Objective: Quote every line of the material beneath this one.

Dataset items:
━━━

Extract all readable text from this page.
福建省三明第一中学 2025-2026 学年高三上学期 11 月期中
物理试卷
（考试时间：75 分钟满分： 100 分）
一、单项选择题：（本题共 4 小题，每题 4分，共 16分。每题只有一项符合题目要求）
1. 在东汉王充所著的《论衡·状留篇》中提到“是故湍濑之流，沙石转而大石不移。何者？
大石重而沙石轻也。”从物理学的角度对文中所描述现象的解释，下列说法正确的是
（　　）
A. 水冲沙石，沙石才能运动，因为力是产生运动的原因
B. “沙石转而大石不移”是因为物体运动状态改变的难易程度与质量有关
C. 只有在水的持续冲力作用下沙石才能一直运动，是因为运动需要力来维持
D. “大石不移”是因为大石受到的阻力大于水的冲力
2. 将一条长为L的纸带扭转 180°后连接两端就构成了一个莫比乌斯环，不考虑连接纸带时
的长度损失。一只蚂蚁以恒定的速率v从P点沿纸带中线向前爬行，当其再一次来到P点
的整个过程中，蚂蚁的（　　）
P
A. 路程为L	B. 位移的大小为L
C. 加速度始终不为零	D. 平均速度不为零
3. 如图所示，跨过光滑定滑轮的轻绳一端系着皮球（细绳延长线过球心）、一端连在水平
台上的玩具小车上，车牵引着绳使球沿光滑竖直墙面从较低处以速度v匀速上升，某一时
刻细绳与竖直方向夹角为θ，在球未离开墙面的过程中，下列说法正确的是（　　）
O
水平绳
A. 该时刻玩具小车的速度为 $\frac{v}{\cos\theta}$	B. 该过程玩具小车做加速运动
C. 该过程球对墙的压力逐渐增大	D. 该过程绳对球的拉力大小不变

━━━

Task solution:
Extract all readable text from this page.
福建省三明第一中学 2025-2026 学年高三上学期 11 月期中
物理试卷
（考试时间：75 分钟满分： 100 分）
一、单项选择题：（本题共 4 小题，每题 4分，共 16分。每题只有一项符合题目要求）
1. 在东汉王充所著的《论衡·状留篇》中提到“是故湍濑之流，沙石转而大石不移。何者？
大石重而沙石轻也。”从物理学的角度对文中所描述现象的解释，下列说法正确的是
（　　）
A. 水冲沙石，沙石才能运动，因为力是产生运动的原因
B. “沙石转而大石不移”是因为物体运动状态改变的难易程度与质量有关
C. 只有在水的持续冲力作用下沙石才能一直运动，是因为运动需要力来维持
D. “大石不移”是因为大石受到的阻力大于水的冲力
2. 将一条长为L的纸带扭转 180°后连接两端就构成了一个莫比乌斯环，不考虑连接纸带时
的长度损失。一只蚂蚁以恒定的速率v从P点沿纸带中线向前爬行，当其再一次来到P点
的整个过程中，蚂蚁的（　　）
P
A. 路程为L	B. 位移的大小为L
C. 加速度始终不为零	D. 平均速度不为零
3. 如图所示，跨过光滑定滑轮的轻绳一端系着皮球（细绳延长线过球心）、一端连在水平
台上的玩具小车上，车牵引着绳使球沿光滑竖直墙面从较低处以速度v匀速上升，某一时
刻细绳与竖直方向夹角为θ，在球未离开墙面的过程中，下列说法正确的是（　　）
O
水平绳
A. 该时刻玩具小车的速度为 $\frac{v}{\cos\theta}$	B. 该过程玩具小车做加速运动
C. 该过程球对墙的压力逐渐增大	D. 该过程绳对球的拉力大小不变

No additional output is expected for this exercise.